IBS wants Supreme Court to take up issue of CRB appointments

Wednesday, February 13, 2013 - 12:25pm

Intercollegiate Broadcasting System Inc. (IBS) late last month filed a "petition for writ of certiorari" with the U.S. Supreme Court, arguing it should have been Congress, and not an appeals court, that restructured the law to make CRB judges' appointments constitutional.

The Copyright Royalty Board is the panel of judges that (among other duties) determines the industry "statutory" royalty rate webcasters must pay the owners of copyright sound recordings to peform them publicly.

As news source Law360 reports, IBS is accusing the D.C. Circuit of overstepping its authority when it revised the law to fix issues of the constitutionality of the CRB.

The appeals court in July ruled the Librarian of Congress' appointment of CRB judges violated the U.S. Constitution's appointments clause (see RAIN here), as the law required the judges to be appointed by the president with Senate confirmation. To fix that, the court simply changed language in the law (the Copyright Royalty and Distribution Reform Act) to make CRB judges "inferior officers," which don't require presidential appointment, thus making the Librarian's appointment of the judges constitutional.

IBS, which represents educational and noncommerical broadcasters and webcasters, says the court overstepped its authority by changing the law. The petition also asks the Supreme Court to determine if the newly-revised law is itself constitutional.

Read more in Law360 here.

Besides for IBS noncomm streamers, Court finding on CRB has little effect, Oxenford says

Monday, July 9, 2012 - 11:30am

On Friday RAIN reported (here) on the U.S. Appeals Court finding that the appointments of judges to the Copyright Royalty Board were unconstitutional. We have follow-up today from industry attorney David Oxenford:

This case involved the last webcasting case, which set royalties for the period 2011-2015. Every party had settled out of the case, but for the Intercollegiate Broadcasting System (IBS), which represents certain small webcasters associated with colleges and high schools. It challenged the constitutionality of the Copyright Royalty Board (taking up the argument that Live365 made earlier in the case, before itself settling out of the case -– note that I was counsel for Live365), that the Board’s structure was impermissible under the Appointments Clause of the U.S. Constitution (see RAIN's coverage here). The Court ruled that the CRB was in fact unconstitutional, but the ruling will likely have little practical effect.

Data shown:
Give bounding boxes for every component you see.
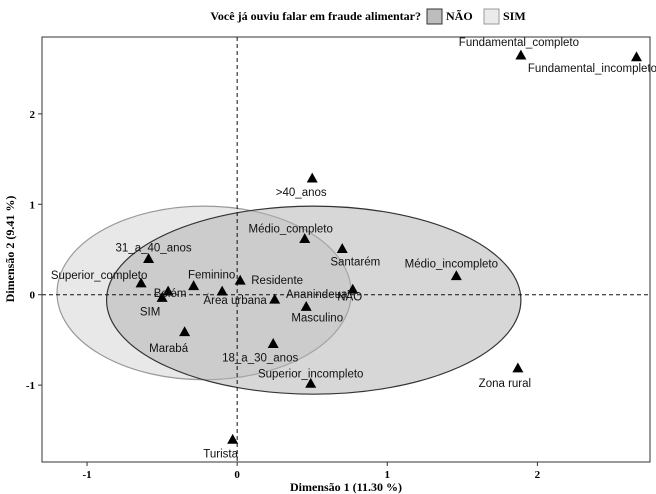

What is asked: Please give the IBS news item again from "The appeals court" to "is itself constitutional.", changing "overstepped" to "exceeded".

Task answer:
The appeals court in July ruled the Librarian of Congress' appointment of CRB judges violated the U.S. Constitution's appointments clause (see RAIN here), as the law required the judges to be appointed by the president with Senate confirmation. To fix that, the court simply changed language in the law (the Copyright Royalty and Distribution Reform Act) to make CRB judges "inferior officers," which don't require presidential appointment, thus making the Librarian's appointment of the judges constitutional.

IBS, which represents educational and noncommerical broadcasters and webcasters, says the court exceeded its authority by changing the law. The petition also asks the Supreme Court to determine if the newly-revised law is itself constitutional.